STATED GOAL: Transcribe all of the records precisely as they are presented.
======== RECORDS PROVIDED ========
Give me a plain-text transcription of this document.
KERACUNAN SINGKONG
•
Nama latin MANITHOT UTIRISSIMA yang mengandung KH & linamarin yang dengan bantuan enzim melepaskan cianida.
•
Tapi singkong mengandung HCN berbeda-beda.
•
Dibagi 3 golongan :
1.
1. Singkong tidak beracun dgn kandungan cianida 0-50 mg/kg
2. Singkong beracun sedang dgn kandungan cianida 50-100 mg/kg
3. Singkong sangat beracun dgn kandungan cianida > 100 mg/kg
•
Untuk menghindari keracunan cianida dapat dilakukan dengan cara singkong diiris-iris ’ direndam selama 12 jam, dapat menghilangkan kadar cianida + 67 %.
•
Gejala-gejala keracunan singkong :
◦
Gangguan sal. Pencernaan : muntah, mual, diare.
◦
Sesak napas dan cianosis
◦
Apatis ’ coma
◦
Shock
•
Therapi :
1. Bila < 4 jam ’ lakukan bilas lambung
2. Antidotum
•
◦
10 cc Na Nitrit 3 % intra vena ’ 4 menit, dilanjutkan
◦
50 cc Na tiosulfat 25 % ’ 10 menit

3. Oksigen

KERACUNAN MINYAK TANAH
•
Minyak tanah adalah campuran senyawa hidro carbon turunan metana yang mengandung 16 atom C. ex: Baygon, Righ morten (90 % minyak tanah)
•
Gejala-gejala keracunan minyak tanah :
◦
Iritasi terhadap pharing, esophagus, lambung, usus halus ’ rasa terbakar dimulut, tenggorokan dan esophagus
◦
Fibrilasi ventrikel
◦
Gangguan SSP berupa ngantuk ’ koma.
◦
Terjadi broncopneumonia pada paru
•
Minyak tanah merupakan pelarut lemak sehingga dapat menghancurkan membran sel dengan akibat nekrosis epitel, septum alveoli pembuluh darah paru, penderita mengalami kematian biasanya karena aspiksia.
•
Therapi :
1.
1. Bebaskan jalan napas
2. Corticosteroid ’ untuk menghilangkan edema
========
SOLUTION TO THIS EXERCISE:
Give me a plain-text transcription of this document.
KERACUNAN SINGKONG
•
Nama latin MANITHOT UTIRISSIMA yang mengandung KH & linamarin yang dengan bantuan enzim melepaskan cianida.
•
Tapi singkong mengandung HCN berbeda-beda.
•
Dibagi 3 golongan :
1.
1. Singkong tidak beracun dgn kandungan cianida 0-50 mg/kg
2. Singkong beracun sedang dgn kandungan cianida 50-100 mg/kg
3. Singkong sangat beracun dgn kandungan cianida > 100 mg/kg
•
Untuk menghindari keracunan cianida dapat dilakukan dengan cara singkong diiris-iris ’ direndam selama 12 jam, dapat menghilangkan kadar cianida + 67 %.
•
Gejala-gejala keracunan singkong :
◦
Gangguan sal. Pencernaan : muntah, mual, diare.
◦
Sesak napas dan cianosis
◦
Apatis ’ coma
◦
Shock
•
Therapi :
1. Bila < 4 jam ’ lakukan bilas lambung
2. Antidotum
•
◦
10 cc Na Nitrit 3 % intra vena ’ 4 menit, dilanjutkan
◦
50 cc Na tiosulfat 25 % ’ 10 menit

3. Oksigen

KERACUNAN MINYAK TANAH
•
Minyak tanah adalah campuran senyawa hidro carbon turunan metana yang mengandung 16 atom C. ex: Baygon, Righ morten (90 % minyak tanah)
•
Gejala-gejala keracunan minyak tanah :
◦
Iritasi terhadap pharing, esophagus, lambung, usus halus ’ rasa terbakar dimulut, tenggorokan dan esophagus
◦
Fibrilasi ventrikel
◦
Gangguan SSP berupa ngantuk ’ koma.
◦
Terjadi broncopneumonia pada paru
•
Minyak tanah merupakan pelarut lemak sehingga dapat menghancurkan membran sel dengan akibat nekrosis epitel, septum alveoli pembuluh darah paru, penderita mengalami kematian biasanya karena aspiksia.
•
Therapi :
1.
1. Bebaskan jalan napas
2. Corticosteroid ’ untuk menghilangkan edema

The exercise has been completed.